**Task prompt:** The data below is to be returned in full and exactly.

· · · ·

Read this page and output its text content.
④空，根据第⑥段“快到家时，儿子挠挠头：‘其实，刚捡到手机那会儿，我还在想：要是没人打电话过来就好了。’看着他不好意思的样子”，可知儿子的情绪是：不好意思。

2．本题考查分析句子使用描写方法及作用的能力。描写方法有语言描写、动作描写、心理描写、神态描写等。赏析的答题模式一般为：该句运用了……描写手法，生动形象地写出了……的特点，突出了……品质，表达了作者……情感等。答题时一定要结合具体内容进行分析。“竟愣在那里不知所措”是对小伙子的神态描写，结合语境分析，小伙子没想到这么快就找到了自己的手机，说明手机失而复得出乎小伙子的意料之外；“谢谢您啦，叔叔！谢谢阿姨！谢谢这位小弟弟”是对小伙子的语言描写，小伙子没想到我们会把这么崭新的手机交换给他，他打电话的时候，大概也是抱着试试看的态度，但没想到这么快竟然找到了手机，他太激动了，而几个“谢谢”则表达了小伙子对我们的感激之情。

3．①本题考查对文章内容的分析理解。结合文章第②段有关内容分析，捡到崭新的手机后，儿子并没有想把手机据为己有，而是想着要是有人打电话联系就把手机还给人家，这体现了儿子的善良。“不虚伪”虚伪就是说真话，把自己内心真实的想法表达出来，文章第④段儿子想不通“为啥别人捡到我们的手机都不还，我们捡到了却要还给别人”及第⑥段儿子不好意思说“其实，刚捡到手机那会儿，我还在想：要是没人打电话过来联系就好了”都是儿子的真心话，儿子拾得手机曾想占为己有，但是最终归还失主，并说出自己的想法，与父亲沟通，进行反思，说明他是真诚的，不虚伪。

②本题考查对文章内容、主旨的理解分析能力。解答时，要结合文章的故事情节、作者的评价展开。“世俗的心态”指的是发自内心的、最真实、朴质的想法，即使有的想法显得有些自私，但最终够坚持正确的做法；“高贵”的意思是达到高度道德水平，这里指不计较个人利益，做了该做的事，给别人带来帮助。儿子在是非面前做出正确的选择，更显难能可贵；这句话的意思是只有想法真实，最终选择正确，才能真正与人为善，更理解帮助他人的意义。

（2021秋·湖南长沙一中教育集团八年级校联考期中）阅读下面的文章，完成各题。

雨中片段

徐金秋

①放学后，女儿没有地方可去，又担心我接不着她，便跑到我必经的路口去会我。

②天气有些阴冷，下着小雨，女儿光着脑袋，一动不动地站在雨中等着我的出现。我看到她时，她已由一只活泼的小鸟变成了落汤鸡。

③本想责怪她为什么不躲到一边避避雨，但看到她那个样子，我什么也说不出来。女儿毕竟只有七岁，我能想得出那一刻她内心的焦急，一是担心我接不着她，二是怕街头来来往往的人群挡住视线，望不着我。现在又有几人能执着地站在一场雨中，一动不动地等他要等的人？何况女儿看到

· · · ·

**Exercise response:**
Read this page and output its text content.
④空，根据第⑥段“快到家时，儿子挠挠头：‘其实，刚捡到手机那会儿，我还在想：要是没人打电话过来就好了。’看着他不好意思的样子”，可知儿子的情绪是：不好意思。

2．本题考查分析句子使用描写方法及作用的能力。描写方法有语言描写、动作描写、心理描写、神态描写等。赏析的答题模式一般为：该句运用了……描写手法，生动形象地写出了……的特点，突出了……品质，表达了作者……情感等。答题时一定要结合具体内容进行分析。“竟愣在那里不知所措”是对小伙子的神态描写，结合语境分析，小伙子没想到这么快就找到了自己的手机，说明手机失而复得出乎小伙子的意料之外；“谢谢您啦，叔叔！谢谢阿姨！谢谢这位小弟弟”是对小伙子的语言描写，小伙子没想到我们会把这么崭新的手机交换给他，他打电话的时候，大概也是抱着试试看的态度，但没想到这么快竟然找到了手机，他太激动了，而几个“谢谢”则表达了小伙子对我们的感激之情。

3．①本题考查对文章内容的分析理解。结合文章第②段有关内容分析，捡到崭新的手机后，儿子并没有想把手机据为己有，而是想着要是有人打电话联系就把手机还给人家，这体现了儿子的善良。“不虚伪”虚伪就是说真话，把自己内心真实的想法表达出来，文章第④段儿子想不通“为啥别人捡到我们的手机都不还，我们捡到了却要还给别人”及第⑥段儿子不好意思说“其实，刚捡到手机那会儿，我还在想：要是没人打电话过来联系就好了”都是儿子的真心话，儿子拾得手机曾想占为己有，但是最终归还失主，并说出自己的想法，与父亲沟通，进行反思，说明他是真诚的，不虚伪。

②本题考查对文章内容、主旨的理解分析能力。解答时，要结合文章的故事情节、作者的评价展开。“世俗的心态”指的是发自内心的、最真实、朴质的想法，即使有的想法显得有些自私，但最终够坚持正确的做法；“高贵”的意思是达到高度道德水平，这里指不计较个人利益，做了该做的事，给别人带来帮助。儿子在是非面前做出正确的选择，更显难能可贵；这句话的意思是只有想法真实，最终选择正确，才能真正与人为善，更理解帮助他人的意义。

（2021秋·湖南长沙一中教育集团八年级校联考期中）阅读下面的文章，完成各题。

雨中片段

徐金秋

①放学后，女儿没有地方可去，又担心我接不着她，便跑到我必经的路口去会我。

②天气有些阴冷，下着小雨，女儿光着脑袋，一动不动地站在雨中等着我的出现。我看到她时，她已由一只活泼的小鸟变成了落汤鸡。

③本想责怪她为什么不躲到一边避避雨，但看到她那个样子，我什么也说不出来。女儿毕竟只有七岁，我能想得出那一刻她内心的焦急，一是担心我接不着她，二是怕街头来来往往的人群挡住视线，望不着我。现在又有几人能执着地站在一场雨中，一动不动地等他要等的人？何况女儿看到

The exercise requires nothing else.